▶ **Goal of the exercise**:
Give an exact copy of every line, leaving images out.

▶ **Listed records**:

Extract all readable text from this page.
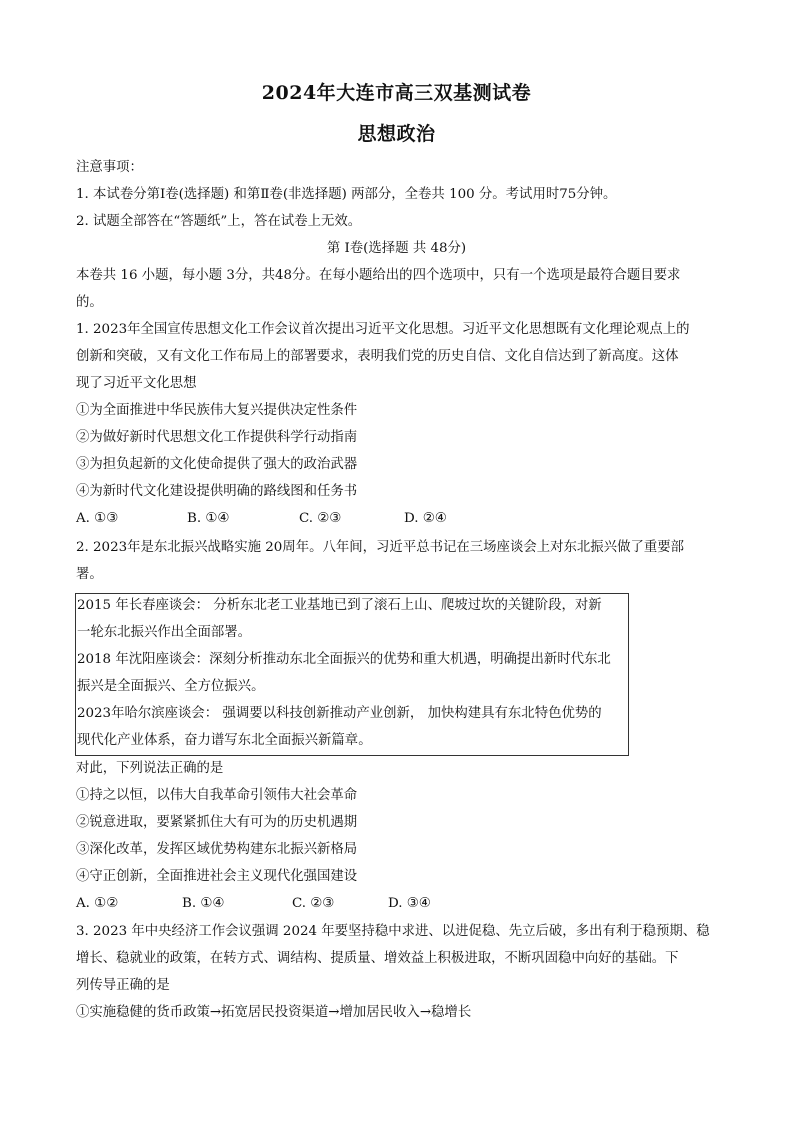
2024年大连市高三双基测试卷
思想政治
注意事项：
1. 本试卷分第Ⅰ卷(选择题) 和第Ⅱ卷(非选择题) 两部分，全卷共 100 分。考试用时75分钟。
2. 试题全部答在“答题纸”上，答在试卷上无效。
第 Ⅰ卷(选择题 共 48分)
本卷共 16 小题，每小题 3分，共48分。在每小题给出的四个选项中，只有一个选项是最符合题目要求
的。
1. 2023年全国宣传思想文化工作会议首次提出习近平文化思想。习近平文化思想既有文化理论观点上的
创新和突破，又有文化工作布局上的部署要求，表明我们党的历史自信、文化自信达到了新高度。这体
现了习近平文化思想
①为全面推进中华民族伟大复兴提供决定性条件
②为做好新时代思想文化工作提供科学行动指南
③为担负起新的文化使命提供了强大的政治武器
④为新时代文化建设提供明确的路线图和任务书
A. ①③	B. ①④	C. ②③	D. ②④
2. 2023年是东北振兴战略实施 20周年。八年间，习近平总书记在三场座谈会上对东北振兴做了重要部
署。
2015 年长春座谈会： 分析东北老工业基地已到了滚石上山、爬坡过坎的关键阶段，对新
一轮东北振兴作出全面部署。
2018 年沈阳座谈会：深刻分析推动东北全面振兴的优势和重大机遇，明确提出新时代东北
振兴是全面振兴、全方位振兴。
2023年哈尔滨座谈会： 强调要以科技创新推动产业创新， 加快构建具有东北特色优势的
现代化产业体系，奋力谱写东北全面振兴新篇章。
对此，下列说法正确的是
①持之以恒，以伟大自我革命引领伟大社会革命
②锐意进取，要紧紧抓住大有可为的历史机遇期
③深化改革，发挥区域优势构建东北振兴新格局
④守正创新，全面推进社会主义现代化强国建设
A. ①②	B. ①④	C. ②③	D. ③④
3. 2023 年中央经济工作会议强调 2024 年要坚持稳中求进、以进促稳、先立后破，多出有利于稳预期、稳
增长、稳就业的政策，在转方式、调结构、提质量、增效益上积极进取，不断巩固稳中向好的基础。下
列传导正确的是
①实施稳健的货币政策→拓宽居民投资渠道→增加居民收入→稳增长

▶ **Final result**:
Extract all readable text from this page.
2024年大连市高三双基测试卷
思想政治
注意事项：
1. 本试卷分第Ⅰ卷(选择题) 和第Ⅱ卷(非选择题) 两部分，全卷共 100 分。考试用时75分钟。
2. 试题全部答在“答题纸”上，答在试卷上无效。
第 Ⅰ卷(选择题 共 48分)
本卷共 16 小题，每小题 3分，共48分。在每小题给出的四个选项中，只有一个选项是最符合题目要求
的。
1. 2023年全国宣传思想文化工作会议首次提出习近平文化思想。习近平文化思想既有文化理论观点上的
创新和突破，又有文化工作布局上的部署要求，表明我们党的历史自信、文化自信达到了新高度。这体
现了习近平文化思想
①为全面推进中华民族伟大复兴提供决定性条件
②为做好新时代思想文化工作提供科学行动指南
③为担负起新的文化使命提供了强大的政治武器
④为新时代文化建设提供明确的路线图和任务书
A. ①③	B. ①④	C. ②③	D. ②④
2. 2023年是东北振兴战略实施 20周年。八年间，习近平总书记在三场座谈会上对东北振兴做了重要部
署。
2015 年长春座谈会： 分析东北老工业基地已到了滚石上山、爬坡过坎的关键阶段，对新
一轮东北振兴作出全面部署。
2018 年沈阳座谈会：深刻分析推动东北全面振兴的优势和重大机遇，明确提出新时代东北
振兴是全面振兴、全方位振兴。
2023年哈尔滨座谈会： 强调要以科技创新推动产业创新， 加快构建具有东北特色优势的
现代化产业体系，奋力谱写东北全面振兴新篇章。
对此，下列说法正确的是
①持之以恒，以伟大自我革命引领伟大社会革命
②锐意进取，要紧紧抓住大有可为的历史机遇期
③深化改革，发挥区域优势构建东北振兴新格局
④守正创新，全面推进社会主义现代化强国建设
A. ①②	B. ①④	C. ②③	D. ③④
3. 2023 年中央经济工作会议强调 2024 年要坚持稳中求进、以进促稳、先立后破，多出有利于稳预期、稳
增长、稳就业的政策，在转方式、调结构、提质量、增效益上积极进取，不断巩固稳中向好的基础。下
列传导正确的是
①实施稳健的货币政策→拓宽居民投资渠道→增加居民收入→稳增长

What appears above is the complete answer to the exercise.